Data listing
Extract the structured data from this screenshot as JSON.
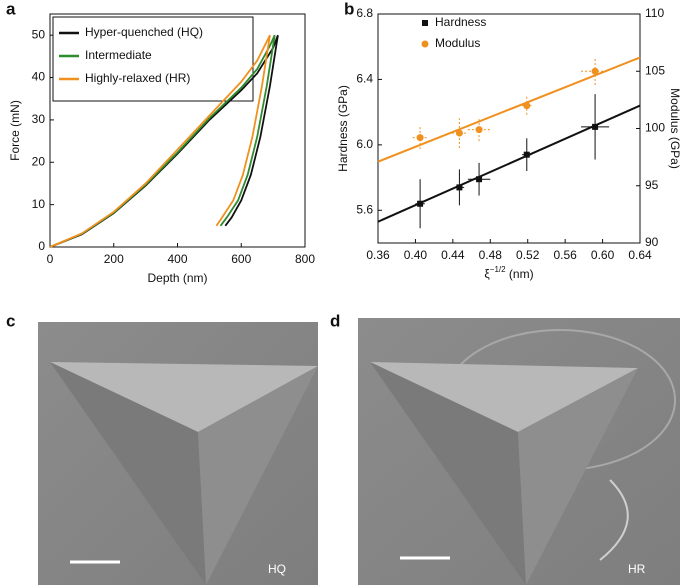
{
  "chart_data": [
    {
      "type": "line",
      "panel": "a",
      "xlabel": "Depth (nm)",
      "ylabel": "Force (mN)",
      "xlim": [
        0,
        800
      ],
      "xticks": [
        0,
        200,
        400,
        600,
        800
      ],
      "ylim": [
        0,
        55
      ],
      "yticks": [
        0,
        10,
        20,
        30,
        40,
        50
      ],
      "legend": "top-left",
      "series": [
        {
          "name": "Hyper-quenched (HQ)",
          "color": "#111111",
          "x": [
            0,
            100,
            200,
            300,
            400,
            500,
            600,
            650,
            700,
            715,
            690,
            660,
            630,
            600,
            570,
            550
          ],
          "values": [
            0,
            3,
            8,
            14.5,
            22,
            30,
            37,
            41,
            47,
            50,
            38,
            26,
            17,
            11,
            7,
            5
          ]
        },
        {
          "name": "Intermediate",
          "color": "#2e8b2e",
          "x": [
            0,
            100,
            200,
            300,
            400,
            500,
            600,
            650,
            690,
            705,
            680,
            650,
            620,
            590,
            555,
            535
          ],
          "values": [
            0,
            3.1,
            8.1,
            14.7,
            22.3,
            30.4,
            37.6,
            42,
            47.5,
            50,
            38,
            26,
            17,
            11,
            7,
            5
          ]
        },
        {
          "name": "Highly-relaxed (HR)",
          "color": "#f0901e",
          "x": [
            0,
            100,
            200,
            300,
            400,
            500,
            600,
            650,
            690,
            665,
            635,
            605,
            575,
            540,
            522
          ],
          "values": [
            0,
            3.2,
            8.3,
            15,
            23,
            31,
            39,
            44,
            50,
            38,
            26,
            17,
            11,
            7,
            5
          ]
        }
      ]
    },
    {
      "type": "scatter",
      "panel": "b",
      "xlabel": [
        "ξ",
        "−1/2",
        " (nm)"
      ],
      "ylabel": "Hardness (GPa)",
      "y2label": "Modulus (GPa)",
      "xlim": [
        0.36,
        0.64
      ],
      "xticks": [
        0.36,
        {
          "value": 0.4,
          "label": "0.40"
        },
        0.44,
        0.48,
        0.52,
        0.56,
        {
          "value": 0.6,
          "label": "0.60"
        },
        0.64
      ],
      "ylim": [
        5.4,
        6.8
      ],
      "yticks": [
        5.6,
        {
          "value": 6,
          "label": "6.0"
        },
        6.4,
        6.8
      ],
      "y2lim": [
        90,
        110
      ],
      "y2ticks": [
        90,
        95,
        100,
        105,
        110
      ],
      "legend": "top-left",
      "series": [
        {
          "name": "Hardness",
          "color": "#111111",
          "marker": "square",
          "x": [
            0.405,
            0.447,
            0.468,
            0.519,
            0.592
          ],
          "values": [
            5.64,
            5.74,
            5.79,
            5.94,
            6.11
          ],
          "errors": [
            0.15,
            0.11,
            0.1,
            0.1,
            0.2
          ],
          "xerrors": [
            0.005,
            0.005,
            0.012,
            0.005,
            0.015
          ]
        },
        {
          "name": "Modulus",
          "color": "#f0901e",
          "marker": "circle",
          "axis": "y2",
          "x": [
            0.405,
            0.447,
            0.468,
            0.519,
            0.592
          ],
          "values": [
            99.2,
            99.6,
            99.9,
            102,
            105
          ],
          "errors": [
            1,
            1.3,
            1,
            0.8,
            1.2
          ],
          "xerrors": [
            0.008,
            0.008,
            0.012,
            0.005,
            0.015
          ]
        }
      ],
      "fits": [
        {
          "color": "#111111",
          "x": [
            0.36,
            0.64
          ],
          "values": [
            5.53,
            6.24
          ]
        },
        {
          "color": "#f0901e",
          "axis": "y2",
          "x": [
            0.36,
            0.64
          ],
          "values": [
            97.1,
            106.2
          ]
        }
      ]
    }
  ],
  "images": [
    {
      "panel": "c",
      "label": "HQ"
    },
    {
      "panel": "d",
      "label": "HR"
    }
  ]
}
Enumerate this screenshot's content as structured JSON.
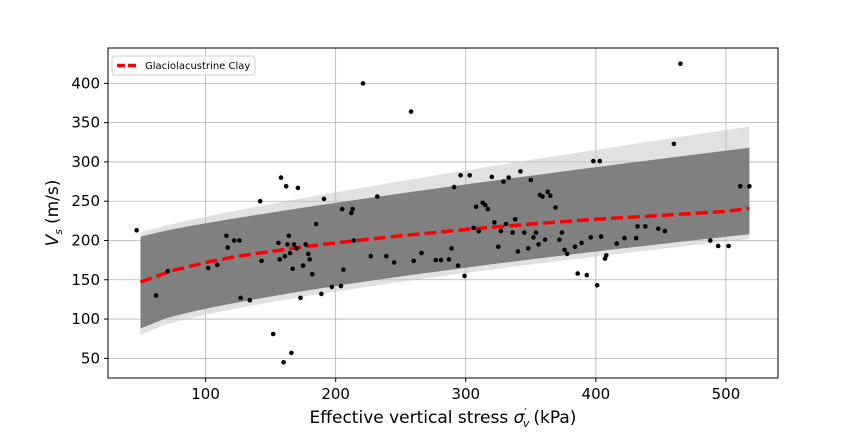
{
  "chart_data": {
    "type": "scatter",
    "xlabel": "Effective vertical stress",
    "xlabel_symbol": "σ",
    "xlabel_sub": "v",
    "xlabel_prime": "′",
    "xlabel_unit": "(kPa)",
    "ylabel_symbol": "V",
    "ylabel_sub": "s",
    "ylabel_unit": "(m/s)",
    "xlim": [
      25,
      540
    ],
    "ylim": [
      25,
      445
    ],
    "xticks": [
      100,
      200,
      300,
      400,
      500
    ],
    "yticks": [
      50,
      100,
      150,
      200,
      250,
      300,
      350,
      400
    ],
    "grid": true,
    "legend": {
      "position": "top-left",
      "label": "Glaciolacustrine Clay"
    },
    "colors": {
      "median": "#ff0000",
      "band": "#808080",
      "points": "#000000",
      "grid": "#b0b0b0"
    },
    "median_curve": {
      "name": "Glaciolacustrine Clay",
      "x": [
        50,
        75,
        100,
        125,
        150,
        175,
        200,
        250,
        300,
        350,
        400,
        450,
        500,
        518
      ],
      "y": [
        147,
        162,
        172,
        180,
        186,
        192,
        197,
        206,
        214,
        221,
        227,
        232,
        237,
        241
      ]
    },
    "uncertainty_band": {
      "x": [
        50,
        518
      ],
      "upper": [
        205,
        318
      ],
      "lower": [
        88,
        208
      ],
      "outlier_upper": [
        210,
        345
      ],
      "outlier_lower": [
        80,
        202
      ]
    },
    "points": [
      [
        47,
        213
      ],
      [
        62,
        130
      ],
      [
        71,
        161
      ],
      [
        102,
        165
      ],
      [
        109,
        169
      ],
      [
        116,
        206
      ],
      [
        117,
        191
      ],
      [
        122,
        200
      ],
      [
        126,
        200
      ],
      [
        127,
        127
      ],
      [
        134,
        124
      ],
      [
        142,
        250
      ],
      [
        143,
        174
      ],
      [
        152,
        81
      ],
      [
        156,
        197
      ],
      [
        157,
        176
      ],
      [
        158,
        280
      ],
      [
        160,
        45
      ],
      [
        161,
        180
      ],
      [
        162,
        269
      ],
      [
        163,
        195
      ],
      [
        164,
        206
      ],
      [
        165,
        184
      ],
      [
        166,
        57
      ],
      [
        167,
        164
      ],
      [
        168,
        195
      ],
      [
        170,
        190
      ],
      [
        171,
        267
      ],
      [
        173,
        127
      ],
      [
        175,
        168
      ],
      [
        177,
        195
      ],
      [
        179,
        183
      ],
      [
        180,
        176
      ],
      [
        182,
        157
      ],
      [
        185,
        221
      ],
      [
        189,
        132
      ],
      [
        191,
        253
      ],
      [
        197,
        141
      ],
      [
        204,
        142
      ],
      [
        205,
        240
      ],
      [
        206,
        163
      ],
      [
        212,
        235
      ],
      [
        213,
        240
      ],
      [
        214,
        200
      ],
      [
        221,
        400
      ],
      [
        227,
        180
      ],
      [
        232,
        256
      ],
      [
        239,
        180
      ],
      [
        245,
        172
      ],
      [
        258,
        364
      ],
      [
        260,
        174
      ],
      [
        266,
        184
      ],
      [
        277,
        175
      ],
      [
        281,
        175
      ],
      [
        287,
        176
      ],
      [
        289,
        190
      ],
      [
        291,
        268
      ],
      [
        294,
        168
      ],
      [
        296,
        283
      ],
      [
        299,
        155
      ],
      [
        303,
        283
      ],
      [
        306,
        216
      ],
      [
        308,
        243
      ],
      [
        310,
        212
      ],
      [
        313,
        248
      ],
      [
        315,
        245
      ],
      [
        317,
        240
      ],
      [
        320,
        281
      ],
      [
        322,
        223
      ],
      [
        325,
        192
      ],
      [
        327,
        212
      ],
      [
        329,
        275
      ],
      [
        331,
        221
      ],
      [
        333,
        280
      ],
      [
        336,
        210
      ],
      [
        338,
        227
      ],
      [
        340,
        186
      ],
      [
        342,
        288
      ],
      [
        345,
        210
      ],
      [
        348,
        190
      ],
      [
        350,
        277
      ],
      [
        352,
        204
      ],
      [
        354,
        210
      ],
      [
        356,
        195
      ],
      [
        357,
        258
      ],
      [
        359,
        256
      ],
      [
        361,
        201
      ],
      [
        363,
        262
      ],
      [
        365,
        257
      ],
      [
        369,
        242
      ],
      [
        372,
        201
      ],
      [
        374,
        210
      ],
      [
        376,
        188
      ],
      [
        378,
        183
      ],
      [
        384,
        192
      ],
      [
        386,
        158
      ],
      [
        389,
        197
      ],
      [
        393,
        156
      ],
      [
        396,
        204
      ],
      [
        398,
        301
      ],
      [
        401,
        143
      ],
      [
        403,
        301
      ],
      [
        404,
        205
      ],
      [
        407,
        177
      ],
      [
        408,
        181
      ],
      [
        416,
        196
      ],
      [
        422,
        203
      ],
      [
        431,
        203
      ],
      [
        432,
        218
      ],
      [
        438,
        218
      ],
      [
        448,
        215
      ],
      [
        453,
        212
      ],
      [
        460,
        323
      ],
      [
        465,
        425
      ],
      [
        488,
        200
      ],
      [
        494,
        193
      ],
      [
        502,
        193
      ],
      [
        511,
        269
      ],
      [
        518,
        269
      ]
    ]
  }
}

## INSTRUCTIONS FOR THE TASK
Among the records above, find each line holding the string "JSON" and pull it out.

## ANSWER TO THE PROBLEM
Extract the structured data from this screenshot as JSON.
Enumerate this screenshot's content as structured JSON.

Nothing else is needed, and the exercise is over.